(Saved entries)
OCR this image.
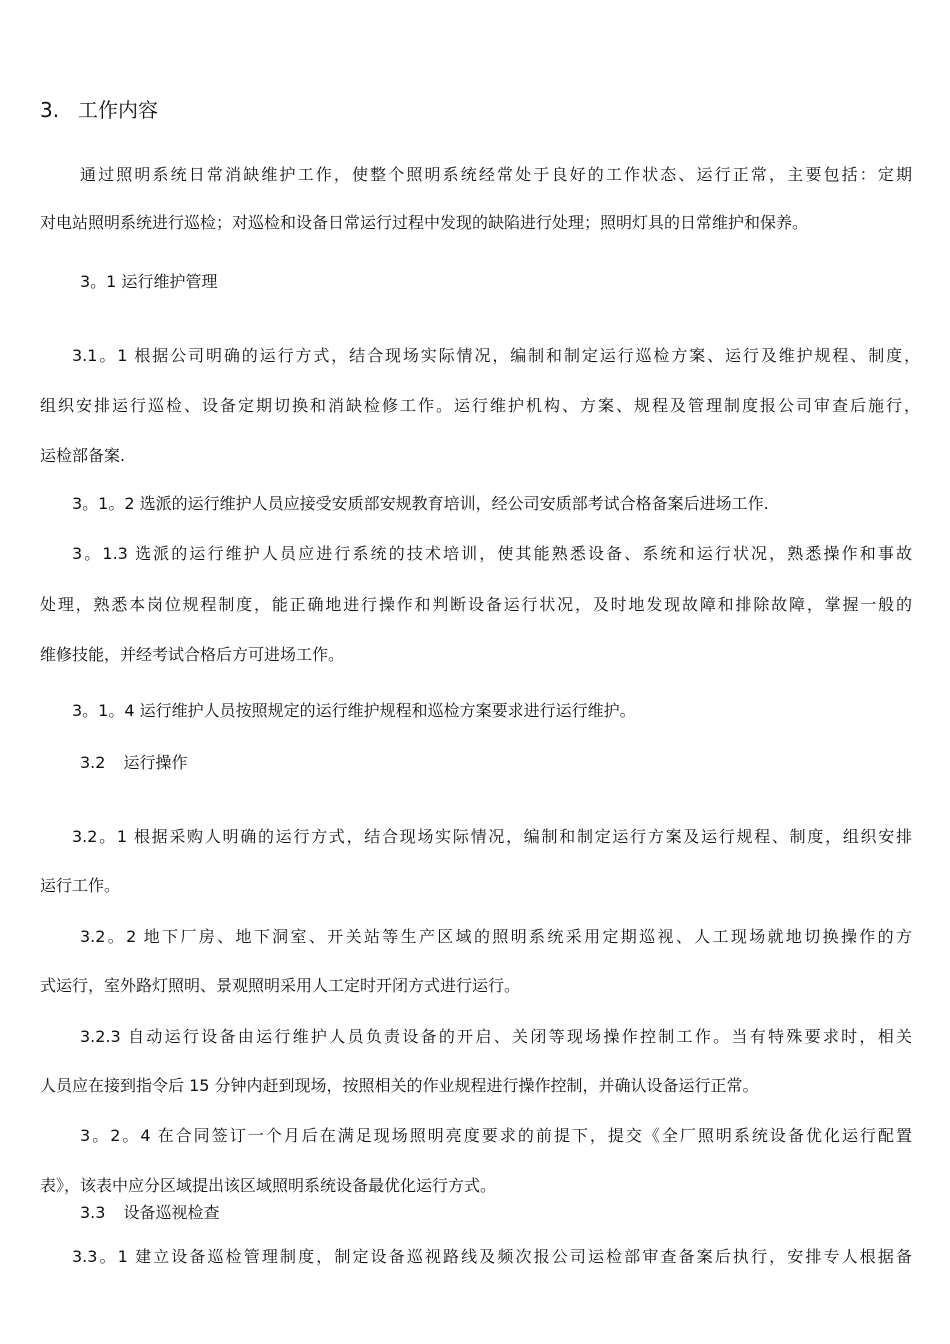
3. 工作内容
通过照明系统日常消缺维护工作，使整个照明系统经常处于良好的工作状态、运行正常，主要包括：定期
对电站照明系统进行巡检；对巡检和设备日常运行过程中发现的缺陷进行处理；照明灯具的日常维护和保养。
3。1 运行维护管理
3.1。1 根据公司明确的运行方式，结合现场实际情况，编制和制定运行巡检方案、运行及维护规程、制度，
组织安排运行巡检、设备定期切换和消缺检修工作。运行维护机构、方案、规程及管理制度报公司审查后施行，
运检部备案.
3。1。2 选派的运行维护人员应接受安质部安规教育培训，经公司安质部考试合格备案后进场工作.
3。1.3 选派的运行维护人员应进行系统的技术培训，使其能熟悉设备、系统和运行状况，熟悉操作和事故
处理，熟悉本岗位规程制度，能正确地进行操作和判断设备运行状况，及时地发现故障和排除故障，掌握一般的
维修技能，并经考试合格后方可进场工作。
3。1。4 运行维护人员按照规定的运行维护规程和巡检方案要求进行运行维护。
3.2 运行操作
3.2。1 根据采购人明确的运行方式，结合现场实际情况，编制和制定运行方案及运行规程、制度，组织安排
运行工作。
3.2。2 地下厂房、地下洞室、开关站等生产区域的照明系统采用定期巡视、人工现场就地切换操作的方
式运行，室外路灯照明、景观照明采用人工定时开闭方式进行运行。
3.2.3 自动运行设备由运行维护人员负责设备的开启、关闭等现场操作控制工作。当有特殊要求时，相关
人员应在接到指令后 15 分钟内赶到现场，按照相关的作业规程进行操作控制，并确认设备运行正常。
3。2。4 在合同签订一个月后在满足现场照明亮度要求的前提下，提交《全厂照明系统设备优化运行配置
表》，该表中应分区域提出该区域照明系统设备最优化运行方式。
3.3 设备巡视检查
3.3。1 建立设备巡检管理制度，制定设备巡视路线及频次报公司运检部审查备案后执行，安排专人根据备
---
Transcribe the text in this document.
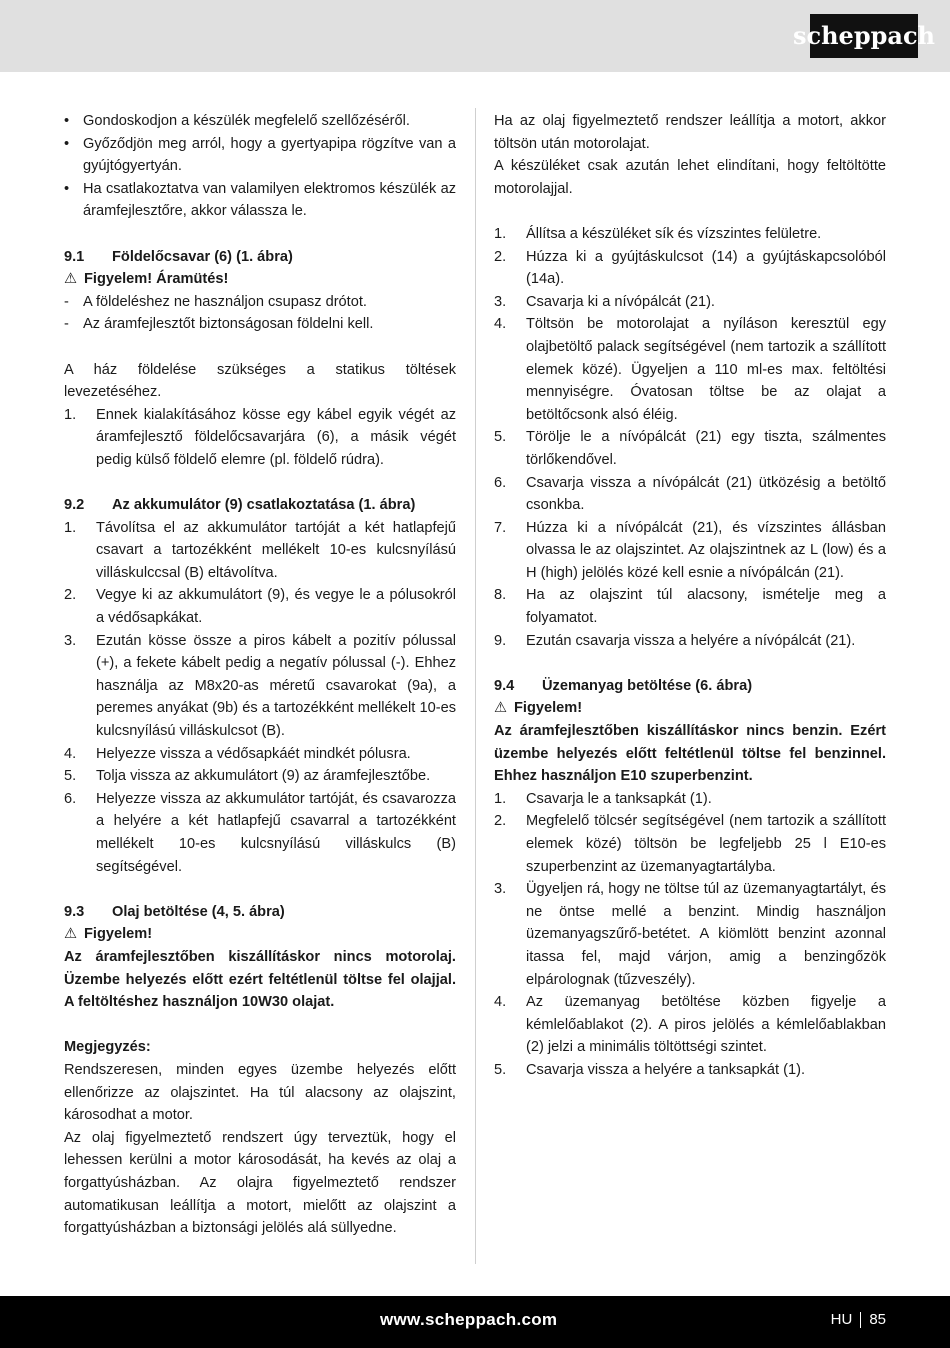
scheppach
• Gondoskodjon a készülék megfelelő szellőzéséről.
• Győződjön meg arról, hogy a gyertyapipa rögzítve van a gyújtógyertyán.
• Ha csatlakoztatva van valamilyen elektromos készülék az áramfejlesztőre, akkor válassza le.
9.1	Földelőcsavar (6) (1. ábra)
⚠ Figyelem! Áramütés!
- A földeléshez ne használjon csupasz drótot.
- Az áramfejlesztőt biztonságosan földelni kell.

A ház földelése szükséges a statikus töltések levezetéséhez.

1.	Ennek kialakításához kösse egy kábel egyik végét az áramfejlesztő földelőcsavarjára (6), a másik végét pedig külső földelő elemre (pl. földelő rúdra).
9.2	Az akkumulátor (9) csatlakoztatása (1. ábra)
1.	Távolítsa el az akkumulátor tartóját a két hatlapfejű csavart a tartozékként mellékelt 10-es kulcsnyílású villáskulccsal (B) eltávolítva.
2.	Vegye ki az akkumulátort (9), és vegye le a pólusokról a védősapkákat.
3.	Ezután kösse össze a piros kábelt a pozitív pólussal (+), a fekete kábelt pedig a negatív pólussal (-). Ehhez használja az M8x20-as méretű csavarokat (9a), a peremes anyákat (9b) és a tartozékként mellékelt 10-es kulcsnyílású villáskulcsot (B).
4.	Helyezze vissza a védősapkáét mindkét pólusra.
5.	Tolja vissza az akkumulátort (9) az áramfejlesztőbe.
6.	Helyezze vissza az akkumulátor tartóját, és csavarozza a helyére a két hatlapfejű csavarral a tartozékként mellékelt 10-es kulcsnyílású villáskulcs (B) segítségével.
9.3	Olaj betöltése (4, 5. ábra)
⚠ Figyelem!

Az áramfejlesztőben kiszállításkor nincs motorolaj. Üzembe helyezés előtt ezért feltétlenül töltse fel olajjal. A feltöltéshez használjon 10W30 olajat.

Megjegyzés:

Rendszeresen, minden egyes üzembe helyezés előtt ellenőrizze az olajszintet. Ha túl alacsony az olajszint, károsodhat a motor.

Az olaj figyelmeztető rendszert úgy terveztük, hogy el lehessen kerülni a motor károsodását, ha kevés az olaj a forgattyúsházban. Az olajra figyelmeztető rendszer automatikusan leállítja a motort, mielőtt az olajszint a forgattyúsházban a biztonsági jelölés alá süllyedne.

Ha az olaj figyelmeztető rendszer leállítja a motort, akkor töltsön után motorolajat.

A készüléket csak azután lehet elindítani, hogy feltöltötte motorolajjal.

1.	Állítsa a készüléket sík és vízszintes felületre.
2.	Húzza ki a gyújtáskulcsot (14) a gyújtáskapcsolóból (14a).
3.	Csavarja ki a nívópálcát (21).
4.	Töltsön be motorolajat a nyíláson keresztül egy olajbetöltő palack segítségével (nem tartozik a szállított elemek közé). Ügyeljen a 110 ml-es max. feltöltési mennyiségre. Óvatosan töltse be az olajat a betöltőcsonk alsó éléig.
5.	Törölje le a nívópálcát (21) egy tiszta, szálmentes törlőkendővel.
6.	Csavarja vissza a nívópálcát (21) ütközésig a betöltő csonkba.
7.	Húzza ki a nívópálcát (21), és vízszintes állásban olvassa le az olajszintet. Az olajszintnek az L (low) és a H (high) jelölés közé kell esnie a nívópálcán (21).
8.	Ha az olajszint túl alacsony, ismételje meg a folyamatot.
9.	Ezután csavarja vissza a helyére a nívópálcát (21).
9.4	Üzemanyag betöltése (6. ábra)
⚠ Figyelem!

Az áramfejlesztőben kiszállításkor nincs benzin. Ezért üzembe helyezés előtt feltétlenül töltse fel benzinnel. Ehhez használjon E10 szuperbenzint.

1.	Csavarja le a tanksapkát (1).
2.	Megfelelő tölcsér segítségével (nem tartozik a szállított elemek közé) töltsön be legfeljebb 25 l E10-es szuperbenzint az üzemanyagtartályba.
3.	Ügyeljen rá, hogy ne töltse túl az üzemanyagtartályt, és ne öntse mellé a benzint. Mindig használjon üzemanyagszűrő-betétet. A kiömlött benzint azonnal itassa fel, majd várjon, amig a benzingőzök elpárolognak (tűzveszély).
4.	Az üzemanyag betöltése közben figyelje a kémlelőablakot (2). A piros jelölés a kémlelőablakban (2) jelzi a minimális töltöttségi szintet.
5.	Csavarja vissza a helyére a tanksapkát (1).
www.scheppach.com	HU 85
...
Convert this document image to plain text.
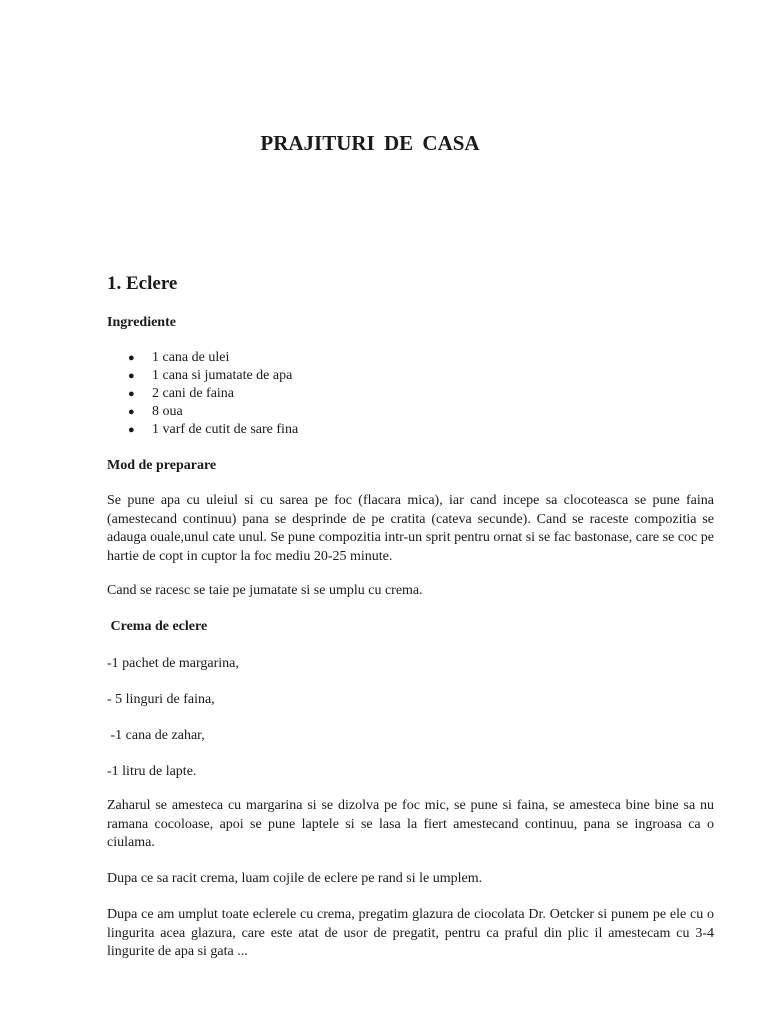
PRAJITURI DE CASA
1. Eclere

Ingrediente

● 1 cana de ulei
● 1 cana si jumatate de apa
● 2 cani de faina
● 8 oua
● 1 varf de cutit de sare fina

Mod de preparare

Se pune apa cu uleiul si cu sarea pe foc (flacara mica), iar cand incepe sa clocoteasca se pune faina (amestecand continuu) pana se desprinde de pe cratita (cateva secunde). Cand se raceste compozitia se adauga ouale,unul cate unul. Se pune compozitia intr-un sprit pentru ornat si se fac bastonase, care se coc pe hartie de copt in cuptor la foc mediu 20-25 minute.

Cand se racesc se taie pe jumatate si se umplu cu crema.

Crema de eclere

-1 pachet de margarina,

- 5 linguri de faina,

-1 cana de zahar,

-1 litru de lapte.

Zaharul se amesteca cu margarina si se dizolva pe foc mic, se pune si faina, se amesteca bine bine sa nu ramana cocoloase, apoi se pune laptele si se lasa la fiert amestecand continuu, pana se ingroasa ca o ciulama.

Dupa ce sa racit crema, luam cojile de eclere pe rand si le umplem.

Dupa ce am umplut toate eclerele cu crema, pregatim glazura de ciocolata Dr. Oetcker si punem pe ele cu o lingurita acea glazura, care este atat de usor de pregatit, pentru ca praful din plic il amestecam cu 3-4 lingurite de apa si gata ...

## Exercise details:
Return each line where "áramfejlesztőben" shows up.

## Response to the task:
Az áramfejlesztőben kiszállításkor nincs motorolaj. Üzembe helyezés előtt ezért feltétlenül töltse fel olajjal. A feltöltéshez használjon 10W30 olajat.
Az áramfejlesztőben kiszállításkor nincs benzin. Ezért üzembe helyezés előtt feltétlenül töltse fel benzinnel. Ehhez használjon E10 szuperbenzint.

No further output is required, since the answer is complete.